◆ Texte étudié
---------------
Ce dilemme cependant ne peut s'étudier dans l'abstrait; il se pose de
manière différente à différents moments de l'histoire.
La mise en perspective une fois
faite, quelle est la situation du problème aujourd'hui? Ce n'est sûrement pas l'opinion «
personnelle » qui peut permettre à elle seule de répondre : il faudra renvoyer à une
science et à un savoir en train de se constituer, ceux du littéraire, à une recherche
collective, si on ne veut pas se contenter de répercuter les lieux communs sur « les
grands hommes ».
Remarque : Cette manière d'envisager le sujet en exclut d'autres, possibles : notamment
l'aspect biographique et moral du problème de l'homme de génie (comment vit-il dans
son temps? quels sont ses rapports avec ses contemporains? comment est-il reçu? il n'y
a pas de grand homme pour son valet de chambre, etc.).
Première partie : les données vécues du problème
Deux manières de poser la question : pour le sens commun (les mass média aidant), ce
qui l'emporte c'est l'admiration pour l'homme de génie; pour l'école et la science, on peut
expliquer l'exceptionnel (mais on n'aboutit pas au même résultat).
De là découlent deux lieux communs : l'art-miracle, indépendant de ses conditions
d'existence (Mozart enfant).
L'art qui après tout n'est que...
la résultante des conditions
d'existence.
Les thèses réductrices l'emportent.
En fait il y a réduction dans les deux cas, la première étant la plus répandue pour des
raisons démagogiques : il n'y a pas besoin d'être instruit, le génie c'est comme le tiercé,
« ça » peut arriver à tout le monde...
a) Le scandale du génie : l'œuvre peut toujours apparaître comme explicable; ce qui
demeure inexplicable, c'est pourquoi elle a été faite par tel homme.
Placés dans des conditions (matérielles, culturelles...) égales, les hommes ne
parviennent pas tous aux mêmes résultats.
Le génie fait preuve non tant pour l'inégalité entre les hommes que pour la richesse et la
diversité, pour les possibilités de l'humanité.
b) L'art comme rationalité : vieux sujet, la thèse du miracle absolu et de la nondétermination du génie a très tôt été ressentie comme démissionnaire et réactionnaire
(Mme de Staël cherche à lier littérature à histoire et fait des grands hommes — Rousseau
et Voltaire — des porte-parole de réalités qui les dépassent).
---------------
◆ Lignes fournies
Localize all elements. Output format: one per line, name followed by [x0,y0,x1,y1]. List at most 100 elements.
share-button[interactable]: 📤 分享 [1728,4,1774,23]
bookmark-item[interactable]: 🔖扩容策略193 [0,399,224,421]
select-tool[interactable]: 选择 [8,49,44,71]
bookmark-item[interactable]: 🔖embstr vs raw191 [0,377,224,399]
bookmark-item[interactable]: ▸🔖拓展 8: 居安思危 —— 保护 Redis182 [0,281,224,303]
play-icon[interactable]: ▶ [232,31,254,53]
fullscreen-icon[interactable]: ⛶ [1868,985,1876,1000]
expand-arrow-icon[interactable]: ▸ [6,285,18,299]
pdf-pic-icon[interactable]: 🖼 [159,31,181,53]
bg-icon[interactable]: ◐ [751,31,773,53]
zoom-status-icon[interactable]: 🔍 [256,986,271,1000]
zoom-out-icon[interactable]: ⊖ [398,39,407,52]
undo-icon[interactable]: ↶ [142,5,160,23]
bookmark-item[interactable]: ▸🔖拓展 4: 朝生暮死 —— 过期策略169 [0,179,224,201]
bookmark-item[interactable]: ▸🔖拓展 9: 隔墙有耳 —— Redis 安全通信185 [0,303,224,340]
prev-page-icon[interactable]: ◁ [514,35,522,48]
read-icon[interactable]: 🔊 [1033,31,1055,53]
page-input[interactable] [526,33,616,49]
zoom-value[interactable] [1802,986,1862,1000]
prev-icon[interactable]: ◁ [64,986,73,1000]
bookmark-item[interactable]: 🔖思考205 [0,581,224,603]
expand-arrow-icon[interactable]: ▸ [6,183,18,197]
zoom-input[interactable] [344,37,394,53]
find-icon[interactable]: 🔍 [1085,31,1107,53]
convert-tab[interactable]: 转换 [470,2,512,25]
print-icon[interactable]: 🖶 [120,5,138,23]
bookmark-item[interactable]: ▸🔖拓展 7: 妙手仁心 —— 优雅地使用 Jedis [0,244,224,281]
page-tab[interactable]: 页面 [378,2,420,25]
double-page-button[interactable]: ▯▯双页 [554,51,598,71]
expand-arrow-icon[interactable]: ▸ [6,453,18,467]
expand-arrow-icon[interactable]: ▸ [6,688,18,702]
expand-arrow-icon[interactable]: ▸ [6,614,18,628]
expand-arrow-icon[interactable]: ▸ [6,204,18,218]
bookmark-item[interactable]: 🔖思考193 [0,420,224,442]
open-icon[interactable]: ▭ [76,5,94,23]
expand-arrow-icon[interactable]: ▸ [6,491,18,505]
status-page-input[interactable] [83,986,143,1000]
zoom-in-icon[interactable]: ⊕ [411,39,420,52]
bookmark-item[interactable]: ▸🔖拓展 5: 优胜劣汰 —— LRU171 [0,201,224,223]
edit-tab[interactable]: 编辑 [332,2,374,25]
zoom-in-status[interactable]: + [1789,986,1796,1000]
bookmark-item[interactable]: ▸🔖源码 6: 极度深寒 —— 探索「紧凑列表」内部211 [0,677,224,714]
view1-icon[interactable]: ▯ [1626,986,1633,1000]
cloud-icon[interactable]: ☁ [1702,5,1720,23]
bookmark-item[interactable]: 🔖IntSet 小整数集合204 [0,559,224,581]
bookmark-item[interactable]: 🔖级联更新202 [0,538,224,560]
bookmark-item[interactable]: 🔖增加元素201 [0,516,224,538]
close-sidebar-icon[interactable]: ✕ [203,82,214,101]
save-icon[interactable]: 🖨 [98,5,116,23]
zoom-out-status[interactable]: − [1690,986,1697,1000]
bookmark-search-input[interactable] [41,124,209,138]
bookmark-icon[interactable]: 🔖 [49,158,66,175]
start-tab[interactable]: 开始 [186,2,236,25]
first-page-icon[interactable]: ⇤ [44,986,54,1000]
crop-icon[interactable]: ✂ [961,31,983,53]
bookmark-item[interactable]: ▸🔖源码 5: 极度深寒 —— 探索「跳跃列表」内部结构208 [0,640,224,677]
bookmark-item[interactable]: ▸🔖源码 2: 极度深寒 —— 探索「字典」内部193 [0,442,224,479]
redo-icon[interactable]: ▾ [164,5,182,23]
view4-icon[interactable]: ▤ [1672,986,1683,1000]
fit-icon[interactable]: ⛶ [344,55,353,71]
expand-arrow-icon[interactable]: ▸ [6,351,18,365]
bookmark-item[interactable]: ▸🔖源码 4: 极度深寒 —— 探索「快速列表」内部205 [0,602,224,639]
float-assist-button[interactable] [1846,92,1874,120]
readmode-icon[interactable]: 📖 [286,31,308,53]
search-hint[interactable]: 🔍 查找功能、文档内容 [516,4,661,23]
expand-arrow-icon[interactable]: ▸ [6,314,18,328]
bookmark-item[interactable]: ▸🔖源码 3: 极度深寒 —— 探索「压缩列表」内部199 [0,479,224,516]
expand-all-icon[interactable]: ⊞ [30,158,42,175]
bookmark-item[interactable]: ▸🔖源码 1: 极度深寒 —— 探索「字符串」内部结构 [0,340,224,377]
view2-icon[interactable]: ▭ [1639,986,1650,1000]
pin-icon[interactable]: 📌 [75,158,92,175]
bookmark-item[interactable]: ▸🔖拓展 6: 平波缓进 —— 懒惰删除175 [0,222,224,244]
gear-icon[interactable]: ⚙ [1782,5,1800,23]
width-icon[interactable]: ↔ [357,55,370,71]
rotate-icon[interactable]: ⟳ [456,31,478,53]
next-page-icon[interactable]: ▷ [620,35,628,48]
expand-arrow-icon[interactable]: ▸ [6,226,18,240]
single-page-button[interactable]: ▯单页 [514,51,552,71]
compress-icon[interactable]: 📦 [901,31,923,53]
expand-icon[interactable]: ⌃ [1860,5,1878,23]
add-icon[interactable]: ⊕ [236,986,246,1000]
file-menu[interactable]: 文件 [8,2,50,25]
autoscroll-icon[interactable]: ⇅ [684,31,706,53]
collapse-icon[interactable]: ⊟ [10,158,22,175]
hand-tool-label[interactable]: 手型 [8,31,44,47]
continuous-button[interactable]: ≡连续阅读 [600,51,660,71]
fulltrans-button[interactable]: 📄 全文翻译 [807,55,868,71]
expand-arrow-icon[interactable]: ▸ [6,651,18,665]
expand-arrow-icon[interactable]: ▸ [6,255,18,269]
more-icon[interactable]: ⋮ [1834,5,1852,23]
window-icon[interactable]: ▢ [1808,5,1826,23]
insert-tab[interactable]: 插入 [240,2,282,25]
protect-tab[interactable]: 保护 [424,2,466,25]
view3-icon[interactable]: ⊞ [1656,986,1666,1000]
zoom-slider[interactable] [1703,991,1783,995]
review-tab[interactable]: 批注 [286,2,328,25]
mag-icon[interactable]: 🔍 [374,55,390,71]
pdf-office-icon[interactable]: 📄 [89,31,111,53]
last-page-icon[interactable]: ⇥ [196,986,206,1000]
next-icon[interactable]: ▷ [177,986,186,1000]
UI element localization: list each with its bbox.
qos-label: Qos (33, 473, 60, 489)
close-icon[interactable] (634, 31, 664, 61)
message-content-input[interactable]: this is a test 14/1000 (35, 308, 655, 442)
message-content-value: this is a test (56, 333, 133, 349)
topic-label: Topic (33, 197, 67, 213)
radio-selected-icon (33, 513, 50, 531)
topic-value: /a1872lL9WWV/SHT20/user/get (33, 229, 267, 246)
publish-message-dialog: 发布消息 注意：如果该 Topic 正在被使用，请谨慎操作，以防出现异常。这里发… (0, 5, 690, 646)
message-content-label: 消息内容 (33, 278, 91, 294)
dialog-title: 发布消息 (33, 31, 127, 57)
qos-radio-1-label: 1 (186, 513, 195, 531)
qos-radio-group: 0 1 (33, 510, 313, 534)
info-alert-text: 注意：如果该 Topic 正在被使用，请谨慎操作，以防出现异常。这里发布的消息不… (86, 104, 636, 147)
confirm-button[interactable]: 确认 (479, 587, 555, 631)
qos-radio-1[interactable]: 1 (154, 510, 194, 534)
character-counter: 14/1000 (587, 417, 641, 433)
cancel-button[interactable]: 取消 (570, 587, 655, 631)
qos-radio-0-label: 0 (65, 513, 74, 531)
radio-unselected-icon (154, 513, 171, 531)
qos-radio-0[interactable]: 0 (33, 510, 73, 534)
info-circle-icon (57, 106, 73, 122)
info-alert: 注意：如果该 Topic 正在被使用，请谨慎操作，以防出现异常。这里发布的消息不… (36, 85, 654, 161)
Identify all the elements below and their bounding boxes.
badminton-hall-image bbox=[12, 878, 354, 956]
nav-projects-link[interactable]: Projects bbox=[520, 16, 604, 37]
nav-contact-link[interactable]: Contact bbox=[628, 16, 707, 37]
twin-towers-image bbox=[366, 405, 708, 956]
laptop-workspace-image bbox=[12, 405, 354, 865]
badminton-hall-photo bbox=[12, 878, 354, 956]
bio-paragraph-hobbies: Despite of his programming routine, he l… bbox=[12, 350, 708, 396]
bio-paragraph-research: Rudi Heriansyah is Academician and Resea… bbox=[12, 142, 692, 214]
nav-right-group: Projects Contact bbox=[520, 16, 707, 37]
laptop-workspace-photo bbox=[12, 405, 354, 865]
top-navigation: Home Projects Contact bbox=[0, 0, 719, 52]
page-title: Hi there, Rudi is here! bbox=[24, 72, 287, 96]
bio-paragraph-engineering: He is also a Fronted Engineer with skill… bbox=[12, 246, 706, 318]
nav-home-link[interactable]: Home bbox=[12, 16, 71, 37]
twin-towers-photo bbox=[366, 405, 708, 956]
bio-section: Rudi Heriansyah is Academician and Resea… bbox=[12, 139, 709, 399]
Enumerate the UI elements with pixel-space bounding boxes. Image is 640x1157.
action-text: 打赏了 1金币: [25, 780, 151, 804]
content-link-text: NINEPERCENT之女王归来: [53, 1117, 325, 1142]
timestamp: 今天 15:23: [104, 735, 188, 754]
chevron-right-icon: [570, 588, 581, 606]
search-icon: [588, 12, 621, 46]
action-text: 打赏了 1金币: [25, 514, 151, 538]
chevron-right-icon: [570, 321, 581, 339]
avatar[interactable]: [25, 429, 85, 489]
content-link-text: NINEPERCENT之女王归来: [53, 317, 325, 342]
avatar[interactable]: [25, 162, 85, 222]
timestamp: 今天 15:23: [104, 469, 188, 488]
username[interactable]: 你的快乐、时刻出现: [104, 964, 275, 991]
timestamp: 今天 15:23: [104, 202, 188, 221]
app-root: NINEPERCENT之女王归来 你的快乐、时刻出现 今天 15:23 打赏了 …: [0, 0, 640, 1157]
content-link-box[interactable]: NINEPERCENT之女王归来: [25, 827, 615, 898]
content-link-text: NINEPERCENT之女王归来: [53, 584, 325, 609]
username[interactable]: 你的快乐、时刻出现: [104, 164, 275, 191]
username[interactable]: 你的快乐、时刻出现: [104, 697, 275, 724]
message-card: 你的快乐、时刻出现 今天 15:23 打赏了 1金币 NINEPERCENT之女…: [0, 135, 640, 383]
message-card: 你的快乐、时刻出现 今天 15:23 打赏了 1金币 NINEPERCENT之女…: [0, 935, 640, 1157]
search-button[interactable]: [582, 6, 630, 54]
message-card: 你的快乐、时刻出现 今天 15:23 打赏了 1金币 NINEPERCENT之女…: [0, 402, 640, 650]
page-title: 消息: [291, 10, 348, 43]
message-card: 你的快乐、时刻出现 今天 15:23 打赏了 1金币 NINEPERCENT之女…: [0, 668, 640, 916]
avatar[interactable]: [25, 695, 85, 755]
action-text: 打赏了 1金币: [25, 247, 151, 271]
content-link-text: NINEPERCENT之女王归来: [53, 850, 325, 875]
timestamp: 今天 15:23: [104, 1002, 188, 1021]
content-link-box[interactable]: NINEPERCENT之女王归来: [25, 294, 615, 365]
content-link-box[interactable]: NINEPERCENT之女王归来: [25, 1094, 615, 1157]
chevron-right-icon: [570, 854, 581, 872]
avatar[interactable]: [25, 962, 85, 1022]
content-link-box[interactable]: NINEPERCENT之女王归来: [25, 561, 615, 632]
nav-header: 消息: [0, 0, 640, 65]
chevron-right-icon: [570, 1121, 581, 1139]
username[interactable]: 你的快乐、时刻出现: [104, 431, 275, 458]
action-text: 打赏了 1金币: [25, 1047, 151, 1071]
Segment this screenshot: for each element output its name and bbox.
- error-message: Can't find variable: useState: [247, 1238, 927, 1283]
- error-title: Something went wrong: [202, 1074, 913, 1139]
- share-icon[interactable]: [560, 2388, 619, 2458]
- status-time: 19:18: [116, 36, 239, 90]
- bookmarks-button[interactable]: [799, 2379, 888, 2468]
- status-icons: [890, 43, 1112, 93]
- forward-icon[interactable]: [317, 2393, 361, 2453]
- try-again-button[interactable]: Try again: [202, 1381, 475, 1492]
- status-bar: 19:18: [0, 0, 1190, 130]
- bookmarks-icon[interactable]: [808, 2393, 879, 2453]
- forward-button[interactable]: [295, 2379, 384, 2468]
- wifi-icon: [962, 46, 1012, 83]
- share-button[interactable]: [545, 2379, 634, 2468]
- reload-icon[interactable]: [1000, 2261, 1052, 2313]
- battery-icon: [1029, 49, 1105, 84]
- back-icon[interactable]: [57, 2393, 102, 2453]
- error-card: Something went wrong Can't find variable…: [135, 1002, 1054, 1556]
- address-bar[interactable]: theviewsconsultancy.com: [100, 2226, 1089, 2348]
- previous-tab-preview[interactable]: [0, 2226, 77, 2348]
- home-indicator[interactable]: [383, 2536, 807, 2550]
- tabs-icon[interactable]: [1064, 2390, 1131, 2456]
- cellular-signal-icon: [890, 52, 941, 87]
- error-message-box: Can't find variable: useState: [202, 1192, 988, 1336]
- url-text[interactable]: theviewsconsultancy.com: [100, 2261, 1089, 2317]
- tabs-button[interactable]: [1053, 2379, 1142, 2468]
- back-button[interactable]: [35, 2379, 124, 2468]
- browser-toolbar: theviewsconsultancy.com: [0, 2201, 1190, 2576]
---------------
◆ Exercices à réaliser
a - D'après le texte sur l'homme de génie, quels grands hommes Mme de Staël présente-t-elle comme des porte-parole de réalités qui les dépassent ?
b - Poursuivez le texte sur l'homme de génie à partir de sa dernière phrase.
Les lignes qui précèdent sont sans rapport avec le texte.

◆ Corrigé des exercices
a - Rousseau et Voltaire.

b -
Il y a, d'autre part, une homologie entre les configurations artistiques et la réalité (Taine
démontre ainsi la « liaison des choses simultanées » : une tragédie de Racine,
l'architecture de Versailles, une oraison funèbre de Bossuet sont comparables et
correspondent à la rationalisation et à la mise en ordre de la société classique).
Par là le génie est intégré à l'effort prométhéen des hommes au lieu de lui être opposé.
Mais la difficulté commence lorsqu'on veut expliquer de la même manière la personnalité
: si L.
Goldmann a pu rendre compte des tragédies de Racine comme « structures
signifiantes » , il ne s'est pas intéressé aux problèmes de la biographie et de la
personnalité de Racine.
Mais cet effort intégrateur a été vite détruit par une autre entreprise : la réduction du
génie à ses conditions d'existence et de fonctionnement.
Par exemple Taine explique les
grands écrivains par la race, le milieu, le moment, mais laisse de côté le problème de la
singularité du travail de l'écrivain, et de la production du sens par l'écriture.
Deuxième partie : mise en perspective
(Reprendre ici les définitions, données au début, de nature et d'idéologie sans lesquelles
le sujet n'est pas traité ni traitable.)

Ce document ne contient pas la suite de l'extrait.